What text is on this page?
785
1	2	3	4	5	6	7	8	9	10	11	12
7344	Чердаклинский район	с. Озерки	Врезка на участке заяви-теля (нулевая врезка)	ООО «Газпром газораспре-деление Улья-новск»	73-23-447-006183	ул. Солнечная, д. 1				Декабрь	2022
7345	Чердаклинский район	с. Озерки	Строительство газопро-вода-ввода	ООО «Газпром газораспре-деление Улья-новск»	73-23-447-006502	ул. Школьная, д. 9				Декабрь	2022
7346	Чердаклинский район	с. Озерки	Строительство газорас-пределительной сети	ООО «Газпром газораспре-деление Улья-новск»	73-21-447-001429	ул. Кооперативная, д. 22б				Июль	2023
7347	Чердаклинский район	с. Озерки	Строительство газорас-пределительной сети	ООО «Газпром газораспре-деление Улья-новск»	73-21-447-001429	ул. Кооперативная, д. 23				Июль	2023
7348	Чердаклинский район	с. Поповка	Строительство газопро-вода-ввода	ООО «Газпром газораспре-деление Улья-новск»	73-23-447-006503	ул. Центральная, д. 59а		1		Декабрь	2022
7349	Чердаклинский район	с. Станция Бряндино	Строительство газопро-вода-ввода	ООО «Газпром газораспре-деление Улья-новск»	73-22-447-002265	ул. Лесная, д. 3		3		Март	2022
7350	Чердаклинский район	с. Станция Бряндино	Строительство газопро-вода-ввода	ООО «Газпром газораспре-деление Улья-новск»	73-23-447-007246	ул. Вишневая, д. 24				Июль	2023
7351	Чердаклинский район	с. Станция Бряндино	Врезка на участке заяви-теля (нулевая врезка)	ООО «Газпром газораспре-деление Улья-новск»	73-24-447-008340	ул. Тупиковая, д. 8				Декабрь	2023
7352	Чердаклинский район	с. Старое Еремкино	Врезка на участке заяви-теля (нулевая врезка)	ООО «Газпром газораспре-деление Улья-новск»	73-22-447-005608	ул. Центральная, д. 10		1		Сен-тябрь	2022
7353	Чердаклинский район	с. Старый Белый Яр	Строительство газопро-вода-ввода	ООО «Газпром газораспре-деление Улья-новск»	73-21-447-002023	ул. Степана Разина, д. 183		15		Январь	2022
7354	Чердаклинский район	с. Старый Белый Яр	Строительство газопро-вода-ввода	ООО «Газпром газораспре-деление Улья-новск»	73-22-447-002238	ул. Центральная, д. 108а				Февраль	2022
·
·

○ ○ ○ ○ ○ ○ ○

Given request
Of all the lines in the entries, how many contain the word "ввода"? Give only the number.

Finished task
6